### Your task
Wherever a line holds the string "upgrade", copy that line.
[Data supplied start]
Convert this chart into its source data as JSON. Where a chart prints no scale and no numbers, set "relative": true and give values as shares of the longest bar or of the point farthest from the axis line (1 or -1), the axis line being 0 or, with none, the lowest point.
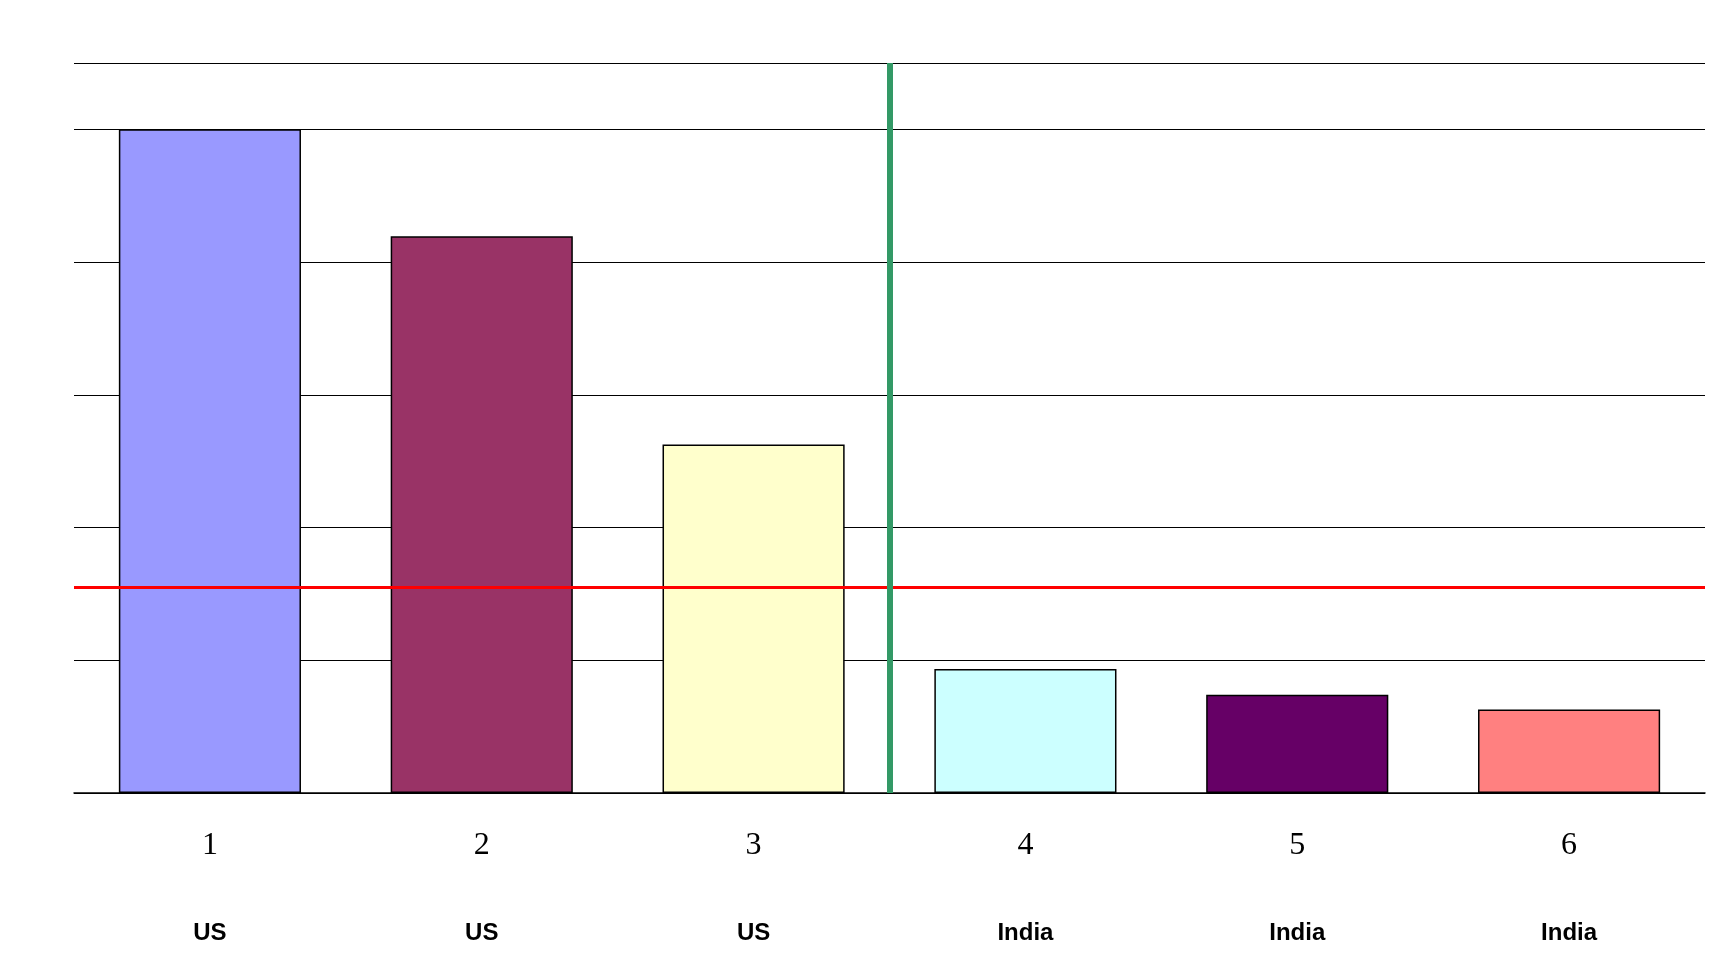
{
  "chart_data": {
    "type": "bar",
    "relative": true,
    "x": [
      1,
      2,
      3,
      4,
      5,
      6
    ],
    "xlim": [
      0.5,
      6.5
    ],
    "xticks": [
      1,
      2,
      3,
      4,
      5,
      6
    ],
    "values": [
      1,
      0.839,
      0.525,
      0.187,
      0.148,
      0.126
    ],
    "colors": [
      "#9999ff",
      "#993366",
      "#ffffcc",
      "#ccffff",
      "#660066",
      "#ff8080"
    ],
    "grid": "y",
    "ref_lines": [
      {
        "axis": "y",
        "value": 0.31,
        "color": "#ff0000"
      },
      {
        "axis": "x",
        "value": 3.5,
        "color": "#339966"
      }
    ],
    "annotations": [
      "US",
      "US",
      "US",
      "India",
      "India",
      "India"
    ]
  }
}
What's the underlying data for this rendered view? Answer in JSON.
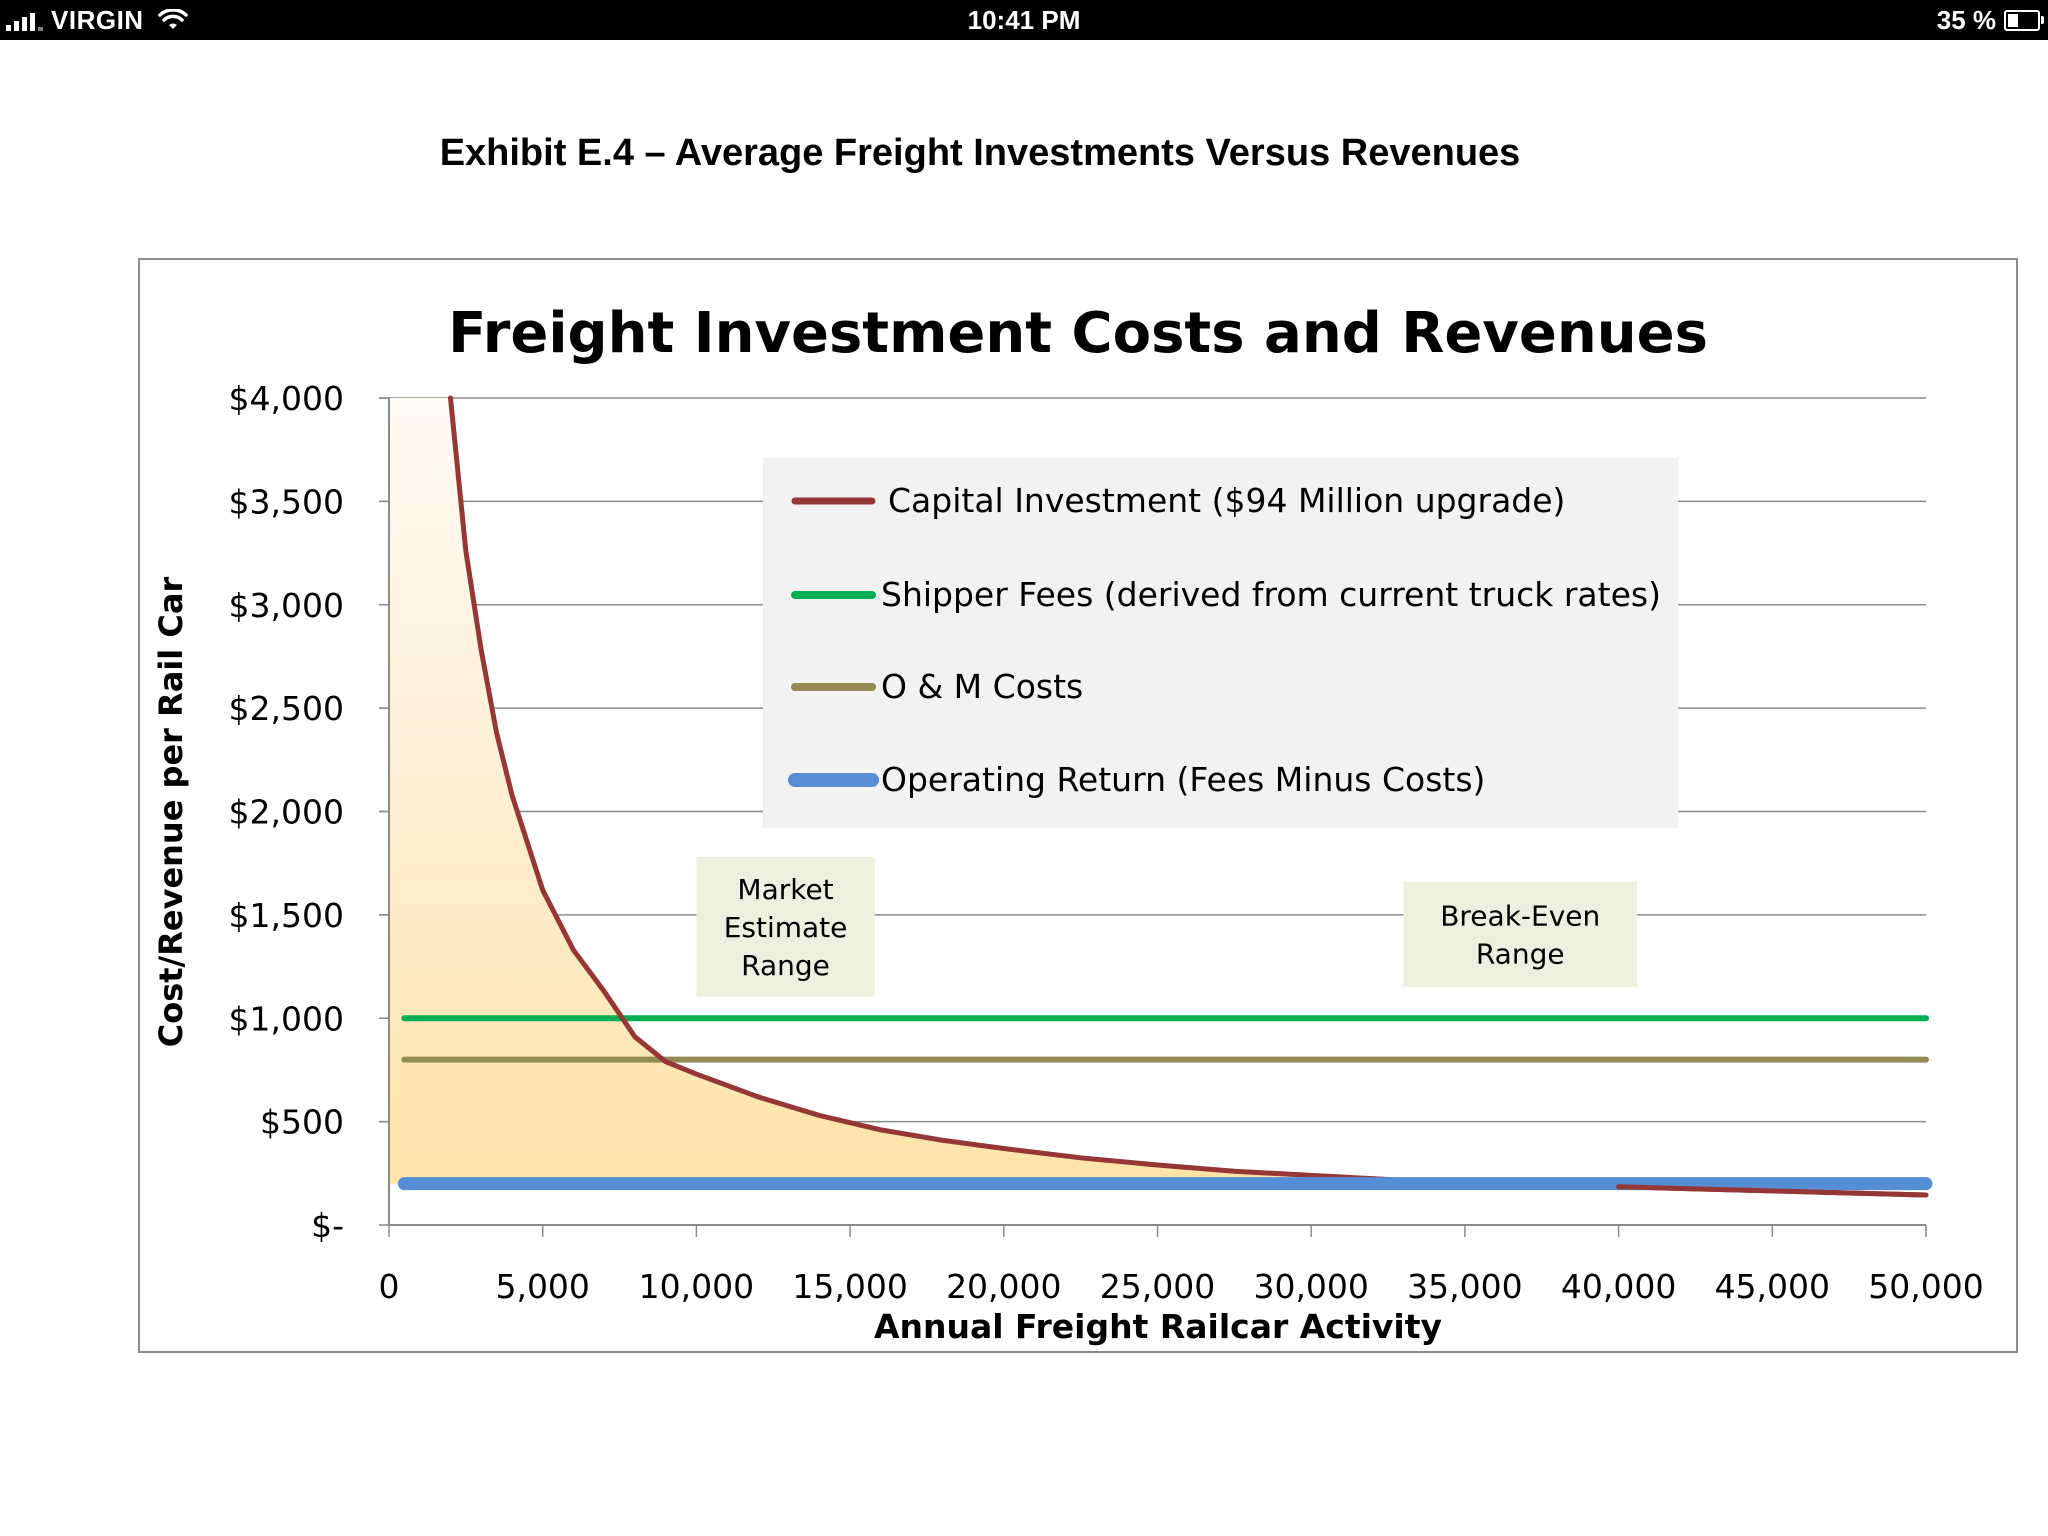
{
  "status_bar": {
    "carrier": "VIRGIN",
    "time": "10:41 PM",
    "battery": "35 %",
    "battery_level": 0.35,
    "signal_icon": "signal-bars-icon",
    "wifi_icon": "wifi-icon",
    "battery_icon": "battery-charging-icon"
  },
  "document": {
    "exhibit_title": "Exhibit E.4 – Average Freight Investments Versus Revenues"
  },
  "chart_data": {
    "type": "line",
    "title": "Freight Investment Costs and Revenues",
    "xlabel": "Annual Freight Railcar Activity",
    "ylabel": "Cost/Revenue per Rail Car",
    "xlim": [
      0,
      50000
    ],
    "ylim": [
      0,
      4000
    ],
    "x_ticks": [
      0,
      5000,
      10000,
      15000,
      20000,
      25000,
      30000,
      35000,
      40000,
      45000,
      50000
    ],
    "x_tick_labels": [
      "0",
      "5,000",
      "10,000",
      "15,000",
      "20,000",
      "25,000",
      "30,000",
      "35,000",
      "40,000",
      "45,000",
      "50,000"
    ],
    "y_ticks": [
      0,
      500,
      1000,
      1500,
      2000,
      2500,
      3000,
      3500,
      4000
    ],
    "y_tick_labels": [
      "$-",
      "$500",
      "$1,000",
      "$1,500",
      "$2,000",
      "$2,500",
      "$3,000",
      "$3,500",
      "$4,000"
    ],
    "grid": "horizontal",
    "legend_position": "top-center",
    "series": [
      {
        "name": "Capital Investment ($94 Million upgrade)",
        "color": "#953735",
        "x": [
          2000,
          2500,
          3000,
          3500,
          4000,
          4500,
          5000,
          6000,
          7000,
          8000,
          9000,
          10000,
          12000,
          14000,
          16000,
          18000,
          20000,
          22500,
          25000,
          27500,
          30000,
          32500,
          35000,
          37500,
          40000,
          42500,
          45000,
          47500,
          50000
        ],
        "y": [
          4000,
          3260,
          2780,
          2380,
          2080,
          1850,
          1620,
          1330,
          1130,
          910,
          790,
          730,
          620,
          530,
          460,
          410,
          370,
          325,
          290,
          260,
          240,
          220,
          205,
          195,
          185,
          175,
          165,
          155,
          145
        ]
      },
      {
        "name": "Shipper Fees (derived from current truck rates)",
        "color": "#00b050",
        "x": [
          500,
          50000
        ],
        "y": [
          1000,
          1000
        ]
      },
      {
        "name": "O & M Costs",
        "color": "#948a54",
        "x": [
          500,
          50000
        ],
        "y": [
          800,
          800
        ]
      },
      {
        "name": "Operating Return (Fees Minus Costs)",
        "color": "#558ed5",
        "x": [
          500,
          50000
        ],
        "y": [
          200,
          200
        ]
      }
    ],
    "annotations": [
      {
        "id": "market-estimate-range",
        "text": [
          "Market",
          "Estimate",
          "Range"
        ],
        "x_range": [
          10000,
          15800
        ],
        "y_range": [
          1105,
          1780
        ]
      },
      {
        "id": "break-even-range",
        "text": [
          "Break-Even",
          "Range"
        ],
        "x_range": [
          33000,
          40600
        ],
        "y_range": [
          1150,
          1660
        ]
      }
    ],
    "shaded_region": {
      "description_color": "#fde3a7",
      "under_series": "Capital Investment ($94 Million upgrade)"
    }
  }
}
[Data supplied end]
### Solution to the exercise
        "name": "Capital Investment ($94 Million upgrade)",
      "under_series": "Capital Investment ($94 Million upgrade)"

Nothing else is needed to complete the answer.